What is required: Copy each line of the records that holds the string "true".
.....
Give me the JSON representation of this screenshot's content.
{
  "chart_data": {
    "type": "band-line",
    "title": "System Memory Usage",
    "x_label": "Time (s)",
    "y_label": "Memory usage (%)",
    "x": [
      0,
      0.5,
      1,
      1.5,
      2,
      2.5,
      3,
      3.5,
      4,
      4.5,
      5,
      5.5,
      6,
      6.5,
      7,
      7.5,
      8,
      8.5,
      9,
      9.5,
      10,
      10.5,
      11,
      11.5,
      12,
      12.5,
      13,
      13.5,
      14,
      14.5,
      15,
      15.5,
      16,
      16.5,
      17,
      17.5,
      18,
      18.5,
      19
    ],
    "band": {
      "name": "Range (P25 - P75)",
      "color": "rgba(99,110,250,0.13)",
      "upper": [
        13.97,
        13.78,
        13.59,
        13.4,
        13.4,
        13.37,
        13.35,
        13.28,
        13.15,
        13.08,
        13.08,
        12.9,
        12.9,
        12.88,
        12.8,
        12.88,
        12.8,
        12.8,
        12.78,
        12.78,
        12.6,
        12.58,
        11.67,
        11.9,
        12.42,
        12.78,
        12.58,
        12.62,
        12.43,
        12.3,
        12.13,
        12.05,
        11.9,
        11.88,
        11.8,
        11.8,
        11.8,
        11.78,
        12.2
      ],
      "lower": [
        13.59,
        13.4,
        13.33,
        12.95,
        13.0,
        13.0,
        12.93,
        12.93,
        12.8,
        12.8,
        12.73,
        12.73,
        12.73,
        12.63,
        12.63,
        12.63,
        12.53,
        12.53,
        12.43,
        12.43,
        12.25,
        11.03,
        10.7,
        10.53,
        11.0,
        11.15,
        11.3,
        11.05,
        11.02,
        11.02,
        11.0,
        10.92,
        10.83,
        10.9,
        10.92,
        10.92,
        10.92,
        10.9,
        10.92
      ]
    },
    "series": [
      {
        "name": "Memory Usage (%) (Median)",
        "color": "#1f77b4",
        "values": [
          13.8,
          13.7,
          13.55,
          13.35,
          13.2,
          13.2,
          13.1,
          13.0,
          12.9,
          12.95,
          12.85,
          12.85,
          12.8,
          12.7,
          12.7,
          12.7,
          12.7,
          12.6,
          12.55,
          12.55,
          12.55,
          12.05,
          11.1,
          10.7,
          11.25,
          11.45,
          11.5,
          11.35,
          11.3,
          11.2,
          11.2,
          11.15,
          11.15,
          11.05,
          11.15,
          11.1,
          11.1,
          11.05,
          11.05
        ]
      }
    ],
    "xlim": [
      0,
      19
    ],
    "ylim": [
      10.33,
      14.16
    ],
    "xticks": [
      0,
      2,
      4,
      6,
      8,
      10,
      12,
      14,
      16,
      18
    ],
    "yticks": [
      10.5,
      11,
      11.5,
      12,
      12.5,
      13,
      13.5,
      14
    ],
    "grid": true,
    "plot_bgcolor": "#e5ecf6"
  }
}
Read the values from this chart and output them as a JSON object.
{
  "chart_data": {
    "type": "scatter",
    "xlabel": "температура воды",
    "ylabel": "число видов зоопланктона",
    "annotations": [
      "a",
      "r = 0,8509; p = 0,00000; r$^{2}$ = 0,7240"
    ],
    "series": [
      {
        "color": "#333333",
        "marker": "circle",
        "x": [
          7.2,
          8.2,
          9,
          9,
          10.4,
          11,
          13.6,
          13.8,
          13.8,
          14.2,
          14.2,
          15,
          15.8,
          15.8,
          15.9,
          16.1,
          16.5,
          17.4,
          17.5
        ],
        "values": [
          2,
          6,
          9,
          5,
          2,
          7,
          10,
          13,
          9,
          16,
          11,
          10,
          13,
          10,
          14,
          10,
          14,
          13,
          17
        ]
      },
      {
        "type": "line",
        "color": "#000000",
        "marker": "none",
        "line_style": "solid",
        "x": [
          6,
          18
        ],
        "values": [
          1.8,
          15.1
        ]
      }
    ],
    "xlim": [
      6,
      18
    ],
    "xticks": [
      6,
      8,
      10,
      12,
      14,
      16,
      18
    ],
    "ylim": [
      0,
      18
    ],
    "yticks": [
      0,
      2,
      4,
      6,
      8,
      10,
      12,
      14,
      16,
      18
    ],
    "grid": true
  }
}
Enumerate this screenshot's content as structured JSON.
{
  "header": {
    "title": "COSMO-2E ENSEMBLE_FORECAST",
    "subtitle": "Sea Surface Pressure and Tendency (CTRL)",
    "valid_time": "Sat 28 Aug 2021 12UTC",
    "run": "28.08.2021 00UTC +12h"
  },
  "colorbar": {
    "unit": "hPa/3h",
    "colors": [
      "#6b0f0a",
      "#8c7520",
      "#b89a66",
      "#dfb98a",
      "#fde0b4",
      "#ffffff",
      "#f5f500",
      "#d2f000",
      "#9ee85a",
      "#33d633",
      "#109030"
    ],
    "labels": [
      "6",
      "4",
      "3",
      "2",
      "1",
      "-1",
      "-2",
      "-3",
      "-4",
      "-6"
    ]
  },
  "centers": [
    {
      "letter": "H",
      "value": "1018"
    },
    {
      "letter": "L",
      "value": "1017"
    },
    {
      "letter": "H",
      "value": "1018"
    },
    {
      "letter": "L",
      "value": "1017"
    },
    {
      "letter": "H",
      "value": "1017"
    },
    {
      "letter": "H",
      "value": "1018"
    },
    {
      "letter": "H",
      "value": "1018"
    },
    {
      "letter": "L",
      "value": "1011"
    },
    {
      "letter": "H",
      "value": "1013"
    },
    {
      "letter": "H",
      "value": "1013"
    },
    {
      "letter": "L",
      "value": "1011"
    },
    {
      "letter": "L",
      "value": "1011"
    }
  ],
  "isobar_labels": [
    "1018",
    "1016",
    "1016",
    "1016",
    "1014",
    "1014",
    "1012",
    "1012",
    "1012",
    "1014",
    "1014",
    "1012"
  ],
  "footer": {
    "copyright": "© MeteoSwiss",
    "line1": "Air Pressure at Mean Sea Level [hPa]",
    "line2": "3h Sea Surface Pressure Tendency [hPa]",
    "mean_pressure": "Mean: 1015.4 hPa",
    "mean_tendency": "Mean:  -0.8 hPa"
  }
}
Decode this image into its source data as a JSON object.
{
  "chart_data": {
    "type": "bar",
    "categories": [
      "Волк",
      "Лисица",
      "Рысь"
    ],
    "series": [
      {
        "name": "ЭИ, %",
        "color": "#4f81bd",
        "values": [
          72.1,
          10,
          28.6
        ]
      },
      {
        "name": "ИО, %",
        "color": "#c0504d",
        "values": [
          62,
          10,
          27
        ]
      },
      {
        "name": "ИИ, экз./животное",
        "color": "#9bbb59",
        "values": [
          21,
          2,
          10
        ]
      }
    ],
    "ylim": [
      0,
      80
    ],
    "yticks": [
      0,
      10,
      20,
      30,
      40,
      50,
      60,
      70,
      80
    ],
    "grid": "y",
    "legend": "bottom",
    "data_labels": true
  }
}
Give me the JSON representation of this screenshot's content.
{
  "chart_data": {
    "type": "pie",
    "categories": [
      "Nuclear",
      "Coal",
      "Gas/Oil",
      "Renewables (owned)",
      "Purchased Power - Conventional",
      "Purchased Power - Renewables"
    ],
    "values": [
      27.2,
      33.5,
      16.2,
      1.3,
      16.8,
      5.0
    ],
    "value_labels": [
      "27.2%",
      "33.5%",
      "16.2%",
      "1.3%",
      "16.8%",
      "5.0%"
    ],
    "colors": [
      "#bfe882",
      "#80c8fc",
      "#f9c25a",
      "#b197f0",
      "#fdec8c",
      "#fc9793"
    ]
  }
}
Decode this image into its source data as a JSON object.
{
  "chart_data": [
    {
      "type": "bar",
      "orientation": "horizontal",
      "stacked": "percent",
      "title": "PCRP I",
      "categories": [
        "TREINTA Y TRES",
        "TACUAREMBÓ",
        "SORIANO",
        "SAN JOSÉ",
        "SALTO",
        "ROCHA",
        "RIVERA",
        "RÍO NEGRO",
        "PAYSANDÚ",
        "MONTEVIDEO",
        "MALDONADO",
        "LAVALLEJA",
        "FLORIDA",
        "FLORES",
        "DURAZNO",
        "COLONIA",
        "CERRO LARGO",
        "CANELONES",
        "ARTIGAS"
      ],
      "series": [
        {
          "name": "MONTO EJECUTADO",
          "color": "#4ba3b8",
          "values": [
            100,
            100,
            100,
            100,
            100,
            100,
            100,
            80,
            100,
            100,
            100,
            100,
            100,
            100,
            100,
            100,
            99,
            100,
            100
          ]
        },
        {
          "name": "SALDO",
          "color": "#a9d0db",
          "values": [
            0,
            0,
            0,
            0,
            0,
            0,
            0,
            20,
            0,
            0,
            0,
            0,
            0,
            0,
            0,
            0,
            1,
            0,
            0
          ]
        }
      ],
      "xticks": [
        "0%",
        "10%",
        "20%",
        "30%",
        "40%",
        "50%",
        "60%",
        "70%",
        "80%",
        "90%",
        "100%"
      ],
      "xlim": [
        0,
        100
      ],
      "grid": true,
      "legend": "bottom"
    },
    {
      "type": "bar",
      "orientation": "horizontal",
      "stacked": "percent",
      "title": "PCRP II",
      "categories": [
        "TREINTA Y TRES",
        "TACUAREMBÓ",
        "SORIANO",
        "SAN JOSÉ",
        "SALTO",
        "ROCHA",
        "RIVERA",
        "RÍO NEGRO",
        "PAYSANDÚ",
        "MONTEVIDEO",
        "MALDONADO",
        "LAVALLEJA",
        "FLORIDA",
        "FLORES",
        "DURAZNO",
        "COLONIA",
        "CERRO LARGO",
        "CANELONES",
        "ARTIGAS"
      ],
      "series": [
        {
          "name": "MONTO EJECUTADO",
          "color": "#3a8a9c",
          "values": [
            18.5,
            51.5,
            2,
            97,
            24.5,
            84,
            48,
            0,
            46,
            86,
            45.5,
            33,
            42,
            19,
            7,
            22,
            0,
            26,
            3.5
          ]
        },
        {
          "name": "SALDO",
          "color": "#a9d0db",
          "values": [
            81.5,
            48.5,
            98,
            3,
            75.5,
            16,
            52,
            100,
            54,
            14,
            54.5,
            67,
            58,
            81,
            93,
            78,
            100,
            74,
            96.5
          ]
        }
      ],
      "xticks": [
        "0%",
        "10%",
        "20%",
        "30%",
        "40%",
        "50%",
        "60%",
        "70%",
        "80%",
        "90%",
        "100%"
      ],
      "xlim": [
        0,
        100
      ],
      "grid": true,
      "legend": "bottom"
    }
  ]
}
.....
Task answer:
    "grid": true,
    "grid": true
    "data_labels": true
      "grid": true,
      "grid": true,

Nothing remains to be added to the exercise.